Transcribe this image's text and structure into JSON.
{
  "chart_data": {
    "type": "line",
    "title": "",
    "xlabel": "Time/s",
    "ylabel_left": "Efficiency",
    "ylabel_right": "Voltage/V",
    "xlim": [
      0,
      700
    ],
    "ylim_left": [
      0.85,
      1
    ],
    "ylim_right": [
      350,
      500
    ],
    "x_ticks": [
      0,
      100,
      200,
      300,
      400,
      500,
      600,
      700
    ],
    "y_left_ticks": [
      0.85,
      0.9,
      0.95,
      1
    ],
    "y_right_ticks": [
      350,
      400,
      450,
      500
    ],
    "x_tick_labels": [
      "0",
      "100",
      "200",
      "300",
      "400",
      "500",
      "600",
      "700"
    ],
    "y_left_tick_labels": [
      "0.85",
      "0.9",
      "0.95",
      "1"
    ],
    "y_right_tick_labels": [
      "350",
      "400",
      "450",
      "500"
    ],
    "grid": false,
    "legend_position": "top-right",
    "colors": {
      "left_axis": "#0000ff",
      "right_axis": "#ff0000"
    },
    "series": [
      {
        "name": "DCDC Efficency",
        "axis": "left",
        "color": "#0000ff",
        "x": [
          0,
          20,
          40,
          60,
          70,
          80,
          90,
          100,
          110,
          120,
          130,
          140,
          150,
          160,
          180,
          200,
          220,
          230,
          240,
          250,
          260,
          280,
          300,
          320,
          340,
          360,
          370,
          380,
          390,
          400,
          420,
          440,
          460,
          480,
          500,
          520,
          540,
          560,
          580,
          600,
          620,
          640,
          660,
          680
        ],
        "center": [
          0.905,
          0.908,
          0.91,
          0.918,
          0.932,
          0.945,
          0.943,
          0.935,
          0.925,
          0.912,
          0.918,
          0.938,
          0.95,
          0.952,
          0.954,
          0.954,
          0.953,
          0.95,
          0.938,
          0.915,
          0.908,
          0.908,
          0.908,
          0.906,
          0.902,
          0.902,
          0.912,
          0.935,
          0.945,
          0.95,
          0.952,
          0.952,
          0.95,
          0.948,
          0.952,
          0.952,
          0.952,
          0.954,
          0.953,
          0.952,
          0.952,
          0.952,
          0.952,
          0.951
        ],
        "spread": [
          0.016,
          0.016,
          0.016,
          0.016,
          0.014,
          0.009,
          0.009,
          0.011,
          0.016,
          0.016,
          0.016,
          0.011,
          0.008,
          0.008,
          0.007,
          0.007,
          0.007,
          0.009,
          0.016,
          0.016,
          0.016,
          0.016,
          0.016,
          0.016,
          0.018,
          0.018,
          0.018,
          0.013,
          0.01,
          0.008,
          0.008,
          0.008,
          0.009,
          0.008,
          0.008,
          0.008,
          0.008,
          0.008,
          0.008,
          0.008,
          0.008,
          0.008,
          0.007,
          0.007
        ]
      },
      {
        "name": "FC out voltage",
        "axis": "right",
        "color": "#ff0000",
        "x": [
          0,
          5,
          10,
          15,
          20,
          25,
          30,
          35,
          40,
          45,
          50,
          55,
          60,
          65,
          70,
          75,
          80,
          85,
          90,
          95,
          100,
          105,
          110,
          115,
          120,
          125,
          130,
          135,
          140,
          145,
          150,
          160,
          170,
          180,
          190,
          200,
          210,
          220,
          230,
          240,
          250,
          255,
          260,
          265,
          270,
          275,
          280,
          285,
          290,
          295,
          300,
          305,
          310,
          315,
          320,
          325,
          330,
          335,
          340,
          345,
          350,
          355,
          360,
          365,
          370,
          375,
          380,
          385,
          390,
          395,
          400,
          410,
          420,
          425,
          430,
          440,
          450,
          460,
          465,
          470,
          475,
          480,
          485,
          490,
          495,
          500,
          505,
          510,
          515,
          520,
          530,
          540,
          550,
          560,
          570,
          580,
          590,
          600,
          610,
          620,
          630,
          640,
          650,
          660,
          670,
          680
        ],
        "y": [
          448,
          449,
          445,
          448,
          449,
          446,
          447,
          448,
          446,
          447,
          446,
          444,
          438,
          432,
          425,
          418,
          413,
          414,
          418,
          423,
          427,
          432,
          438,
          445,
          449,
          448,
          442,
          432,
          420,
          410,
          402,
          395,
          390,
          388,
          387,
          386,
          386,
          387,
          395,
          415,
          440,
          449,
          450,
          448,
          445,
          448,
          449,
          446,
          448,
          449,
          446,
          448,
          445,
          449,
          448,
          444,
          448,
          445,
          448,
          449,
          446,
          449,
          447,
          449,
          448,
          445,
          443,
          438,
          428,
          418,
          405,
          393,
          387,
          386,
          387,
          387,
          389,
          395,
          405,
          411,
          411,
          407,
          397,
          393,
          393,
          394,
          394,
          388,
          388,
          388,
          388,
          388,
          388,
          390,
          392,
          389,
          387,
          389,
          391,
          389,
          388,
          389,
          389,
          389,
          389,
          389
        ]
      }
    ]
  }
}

——————————

**Challenge:** Output the listing above without altering a single character.

**Written solution:**
Transcribe this image's text and structure into JSON.
{
  "chart_data": {
    "type": "line",
    "title": "",
    "xlabel": "Time/s",
    "ylabel_left": "Efficiency",
    "ylabel_right": "Voltage/V",
    "xlim": [
      0,
      700
    ],
    "ylim_left": [
      0.85,
      1
    ],
    "ylim_right": [
      350,
      500
    ],
    "x_ticks": [
      0,
      100,
      200,
      300,
      400,
      500,
      600,
      700
    ],
    "y_left_ticks": [
      0.85,
      0.9,
      0.95,
      1
    ],
    "y_right_ticks": [
      350,
      400,
      450,
      500
    ],
    "x_tick_labels": [
      "0",
      "100",
      "200",
      "300",
      "400",
      "500",
      "600",
      "700"
    ],
    "y_left_tick_labels": [
      "0.85",
      "0.9",
      "0.95",
      "1"
    ],
    "y_right_tick_labels": [
      "350",
      "400",
      "450",
      "500"
    ],
    "grid": false,
    "legend_position": "top-right",
    "colors": {
      "left_axis": "#0000ff",
      "right_axis": "#ff0000"
    },
    "series": [
      {
        "name": "DCDC Efficency",
        "axis": "left",
        "color": "#0000ff",
        "x": [
          0,
          20,
          40,
          60,
          70,
          80,
          90,
          100,
          110,
          120,
          130,
          140,
          150,
          160,
          180,
          200,
          220,
          230,
          240,
          250,
          260,
          280,
          300,
          320,
          340,
          360,
          370,
          380,
          390,
          400,
          420,
          440,
          460,
          480,
          500,
          520,
          540,
          560,
          580,
          600,
          620,
          640,
          660,
          680
        ],
        "center": [
          0.905,
          0.908,
          0.91,
          0.918,
          0.932,
          0.945,
          0.943,
          0.935,
          0.925,
          0.912,
          0.918,
          0.938,
          0.95,
          0.952,
          0.954,
          0.954,
          0.953,
          0.95,
          0.938,
          0.915,
          0.908,
          0.908,
          0.908,
          0.906,
          0.902,
          0.902,
          0.912,
          0.935,
          0.945,
          0.95,
          0.952,
          0.952,
          0.95,
          0.948,
          0.952,
          0.952,
          0.952,
          0.954,
          0.953,
          0.952,
          0.952,
          0.952,
          0.952,
          0.951
        ],
        "spread": [
          0.016,
          0.016,
          0.016,
          0.016,
          0.014,
          0.009,
          0.009,
          0.011,
          0.016,
          0.016,
          0.016,
          0.011,
          0.008,
          0.008,
          0.007,
          0.007,
          0.007,
          0.009,
          0.016,
          0.016,
          0.016,
          0.016,
          0.016,
          0.016,
          0.018,
          0.018,
          0.018,
          0.013,
          0.01,
          0.008,
          0.008,
          0.008,
          0.009,
          0.008,
          0.008,
          0.008,
          0.008,
          0.008,
          0.008,
          0.008,
          0.008,
          0.008,
          0.007,
          0.007
        ]
      },
      {
        "name": "FC out voltage",
        "axis": "right",
        "color": "#ff0000",
        "x": [
          0,
          5,
          10,
          15,
          20,
          25,
          30,
          35,
          40,
          45,
          50,
          55,
          60,
          65,
          70,
          75,
          80,
          85,
          90,
          95,
          100,
          105,
          110,
          115,
          120,
          125,
          130,
          135,
          140,
          145,
          150,
          160,
          170,
          180,
          190,
          200,
          210,
          220,
          230,
          240,
          250,
          255,
          260,
          265,
          270,
          275,
          280,
          285,
          290,
          295,
          300,
          305,
          310,
          315,
          320,
          325,
          330,
          335,
          340,
          345,
          350,
          355,
          360,
          365,
          370,
          375,
          380,
          385,
          390,
          395,
          400,
          410,
          420,
          425,
          430,
          440,
          450,
          460,
          465,
          470,
          475,
          480,
          485,
          490,
          495,
          500,
          505,
          510,
          515,
          520,
          530,
          540,
          550,
          560,
          570,
          580,
          590,
          600,
          610,
          620,
          630,
          640,
          650,
          660,
          670,
          680
        ],
        "y": [
          448,
          449,
          445,
          448,
          449,
          446,
          447,
          448,
          446,
          447,
          446,
          444,
          438,
          432,
          425,
          418,
          413,
          414,
          418,
          423,
          427,
          432,
          438,
          445,
          449,
          448,
          442,
          432,
          420,
          410,
          402,
          395,
          390,
          388,
          387,
          386,
          386,
          387,
          395,
          415,
          440,
          449,
          450,
          448,
          445,
          448,
          449,
          446,
          448,
          449,
          446,
          448,
          445,
          449,
          448,
          444,
          448,
          445,
          448,
          449,
          446,
          449,
          447,
          449,
          448,
          445,
          443,
          438,
          428,
          418,
          405,
          393,
          387,
          386,
          387,
          387,
          389,
          395,
          405,
          411,
          411,
          407,
          397,
          393,
          393,
          394,
          394,
          388,
          388,
          388,
          388,
          388,
          388,
          390,
          392,
          389,
          387,
          389,
          391,
          389,
          388,
          389,
          389,
          389,
          389,
          389
        ]
      }
    ]
  }
}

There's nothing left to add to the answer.